[Records from a dataset]
•••

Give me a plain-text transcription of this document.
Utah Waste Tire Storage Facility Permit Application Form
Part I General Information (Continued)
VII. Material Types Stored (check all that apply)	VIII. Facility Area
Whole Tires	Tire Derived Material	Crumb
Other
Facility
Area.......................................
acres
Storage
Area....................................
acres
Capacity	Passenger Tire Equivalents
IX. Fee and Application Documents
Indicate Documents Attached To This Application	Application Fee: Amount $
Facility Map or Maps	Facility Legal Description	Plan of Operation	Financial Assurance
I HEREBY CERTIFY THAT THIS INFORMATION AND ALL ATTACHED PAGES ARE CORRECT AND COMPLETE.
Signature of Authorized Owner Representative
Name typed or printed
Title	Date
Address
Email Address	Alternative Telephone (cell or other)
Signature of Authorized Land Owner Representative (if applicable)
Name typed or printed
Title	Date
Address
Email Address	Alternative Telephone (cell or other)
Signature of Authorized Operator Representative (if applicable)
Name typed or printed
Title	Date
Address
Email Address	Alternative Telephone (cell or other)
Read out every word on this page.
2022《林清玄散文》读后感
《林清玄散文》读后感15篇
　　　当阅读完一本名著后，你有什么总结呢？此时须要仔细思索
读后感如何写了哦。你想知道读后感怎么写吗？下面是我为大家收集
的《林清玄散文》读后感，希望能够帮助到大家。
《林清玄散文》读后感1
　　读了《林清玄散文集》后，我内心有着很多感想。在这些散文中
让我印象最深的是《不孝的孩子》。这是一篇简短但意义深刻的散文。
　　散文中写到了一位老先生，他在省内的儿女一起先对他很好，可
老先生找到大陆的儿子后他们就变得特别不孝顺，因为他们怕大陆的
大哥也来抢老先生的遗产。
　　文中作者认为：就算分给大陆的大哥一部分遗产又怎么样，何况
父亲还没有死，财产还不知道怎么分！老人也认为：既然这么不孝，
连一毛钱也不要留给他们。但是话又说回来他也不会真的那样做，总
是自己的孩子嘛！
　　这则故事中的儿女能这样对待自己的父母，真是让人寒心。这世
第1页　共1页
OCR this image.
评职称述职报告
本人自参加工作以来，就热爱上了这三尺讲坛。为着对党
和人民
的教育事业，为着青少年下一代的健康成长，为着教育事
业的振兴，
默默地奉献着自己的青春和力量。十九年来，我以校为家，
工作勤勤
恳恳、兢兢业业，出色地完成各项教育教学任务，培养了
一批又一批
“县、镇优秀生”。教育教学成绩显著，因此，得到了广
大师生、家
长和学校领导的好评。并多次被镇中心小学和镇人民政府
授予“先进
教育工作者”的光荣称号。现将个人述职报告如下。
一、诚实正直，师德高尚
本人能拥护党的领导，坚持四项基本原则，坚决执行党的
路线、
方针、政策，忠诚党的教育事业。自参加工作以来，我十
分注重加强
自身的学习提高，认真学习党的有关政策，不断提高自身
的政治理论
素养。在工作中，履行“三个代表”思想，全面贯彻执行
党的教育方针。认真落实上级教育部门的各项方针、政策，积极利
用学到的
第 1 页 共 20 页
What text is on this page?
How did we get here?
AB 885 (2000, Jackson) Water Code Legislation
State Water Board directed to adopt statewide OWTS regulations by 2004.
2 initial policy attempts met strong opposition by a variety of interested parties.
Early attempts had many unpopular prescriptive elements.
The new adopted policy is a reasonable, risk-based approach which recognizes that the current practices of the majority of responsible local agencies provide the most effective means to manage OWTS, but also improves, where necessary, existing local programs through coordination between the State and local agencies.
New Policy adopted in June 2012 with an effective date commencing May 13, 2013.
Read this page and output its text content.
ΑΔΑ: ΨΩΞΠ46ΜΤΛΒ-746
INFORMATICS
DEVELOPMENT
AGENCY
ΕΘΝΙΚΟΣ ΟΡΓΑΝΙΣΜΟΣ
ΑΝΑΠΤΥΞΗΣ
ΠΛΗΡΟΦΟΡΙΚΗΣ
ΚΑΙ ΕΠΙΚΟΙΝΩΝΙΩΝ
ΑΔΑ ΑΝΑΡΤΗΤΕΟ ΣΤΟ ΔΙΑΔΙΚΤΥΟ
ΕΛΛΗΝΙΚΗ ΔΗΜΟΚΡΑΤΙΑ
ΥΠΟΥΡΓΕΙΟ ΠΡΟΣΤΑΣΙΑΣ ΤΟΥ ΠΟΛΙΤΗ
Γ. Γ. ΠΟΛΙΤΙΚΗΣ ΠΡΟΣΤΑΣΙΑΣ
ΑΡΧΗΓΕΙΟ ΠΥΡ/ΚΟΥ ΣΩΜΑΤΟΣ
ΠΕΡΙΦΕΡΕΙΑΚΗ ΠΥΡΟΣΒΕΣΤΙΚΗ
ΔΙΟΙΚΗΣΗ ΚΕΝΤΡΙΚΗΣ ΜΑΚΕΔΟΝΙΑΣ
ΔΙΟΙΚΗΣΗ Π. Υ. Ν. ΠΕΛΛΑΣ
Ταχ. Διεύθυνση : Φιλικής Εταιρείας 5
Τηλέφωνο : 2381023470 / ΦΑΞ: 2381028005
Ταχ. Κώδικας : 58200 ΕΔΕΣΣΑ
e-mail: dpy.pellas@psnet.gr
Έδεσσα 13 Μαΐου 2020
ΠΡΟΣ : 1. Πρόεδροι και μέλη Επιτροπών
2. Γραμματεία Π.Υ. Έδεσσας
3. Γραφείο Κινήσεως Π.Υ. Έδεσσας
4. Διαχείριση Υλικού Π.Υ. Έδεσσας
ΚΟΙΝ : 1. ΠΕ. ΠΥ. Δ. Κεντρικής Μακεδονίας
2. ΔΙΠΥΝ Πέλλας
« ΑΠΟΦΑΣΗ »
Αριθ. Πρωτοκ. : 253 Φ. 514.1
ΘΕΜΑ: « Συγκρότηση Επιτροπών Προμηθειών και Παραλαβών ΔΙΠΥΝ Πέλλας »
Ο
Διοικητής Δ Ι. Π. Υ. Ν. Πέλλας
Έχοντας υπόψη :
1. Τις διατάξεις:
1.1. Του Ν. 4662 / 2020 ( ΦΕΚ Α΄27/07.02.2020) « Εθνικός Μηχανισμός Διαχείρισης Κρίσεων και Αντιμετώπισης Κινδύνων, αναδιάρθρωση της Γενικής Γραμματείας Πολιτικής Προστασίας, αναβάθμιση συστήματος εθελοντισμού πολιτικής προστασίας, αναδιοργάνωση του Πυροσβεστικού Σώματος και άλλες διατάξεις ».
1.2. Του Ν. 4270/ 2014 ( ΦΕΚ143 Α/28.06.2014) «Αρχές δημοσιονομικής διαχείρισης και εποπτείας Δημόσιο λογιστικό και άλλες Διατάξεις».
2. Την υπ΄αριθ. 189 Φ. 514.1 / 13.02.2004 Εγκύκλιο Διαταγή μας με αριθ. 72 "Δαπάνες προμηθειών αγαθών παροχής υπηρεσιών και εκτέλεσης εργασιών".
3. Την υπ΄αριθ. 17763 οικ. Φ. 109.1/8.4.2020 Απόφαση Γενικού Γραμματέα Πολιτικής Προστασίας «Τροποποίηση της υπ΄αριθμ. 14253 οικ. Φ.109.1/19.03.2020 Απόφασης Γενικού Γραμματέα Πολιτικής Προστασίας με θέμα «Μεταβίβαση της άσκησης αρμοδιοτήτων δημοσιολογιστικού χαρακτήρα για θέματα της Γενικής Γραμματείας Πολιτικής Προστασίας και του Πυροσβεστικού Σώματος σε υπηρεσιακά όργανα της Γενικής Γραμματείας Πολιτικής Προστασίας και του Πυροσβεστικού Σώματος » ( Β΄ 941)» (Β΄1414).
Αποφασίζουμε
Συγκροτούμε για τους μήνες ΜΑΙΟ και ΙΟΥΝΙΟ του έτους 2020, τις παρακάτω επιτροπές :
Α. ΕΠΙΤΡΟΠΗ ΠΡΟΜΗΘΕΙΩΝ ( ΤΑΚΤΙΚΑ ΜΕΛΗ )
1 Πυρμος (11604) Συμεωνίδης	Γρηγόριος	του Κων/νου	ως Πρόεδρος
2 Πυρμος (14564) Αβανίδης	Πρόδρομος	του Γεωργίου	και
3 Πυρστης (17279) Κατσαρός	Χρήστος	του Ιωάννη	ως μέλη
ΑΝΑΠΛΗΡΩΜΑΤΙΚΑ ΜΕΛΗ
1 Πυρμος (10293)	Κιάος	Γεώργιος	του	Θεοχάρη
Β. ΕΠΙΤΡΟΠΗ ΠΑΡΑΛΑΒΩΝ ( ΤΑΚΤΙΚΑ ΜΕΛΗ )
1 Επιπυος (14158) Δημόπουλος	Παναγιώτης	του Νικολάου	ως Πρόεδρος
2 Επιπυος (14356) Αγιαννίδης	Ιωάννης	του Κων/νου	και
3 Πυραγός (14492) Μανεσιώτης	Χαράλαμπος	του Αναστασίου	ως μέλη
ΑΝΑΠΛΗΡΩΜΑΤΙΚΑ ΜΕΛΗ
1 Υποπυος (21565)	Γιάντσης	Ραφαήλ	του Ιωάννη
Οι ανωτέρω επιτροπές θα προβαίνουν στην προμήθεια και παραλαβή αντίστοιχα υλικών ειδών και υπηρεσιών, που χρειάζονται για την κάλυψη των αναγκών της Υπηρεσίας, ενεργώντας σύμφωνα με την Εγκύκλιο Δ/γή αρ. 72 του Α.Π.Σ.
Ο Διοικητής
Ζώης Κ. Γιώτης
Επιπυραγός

•••

Copy all lines from the material that include "Storage".

■ THE RESPONSE ■
Utah Waste Tire Storage Facility Permit Application Form
Storage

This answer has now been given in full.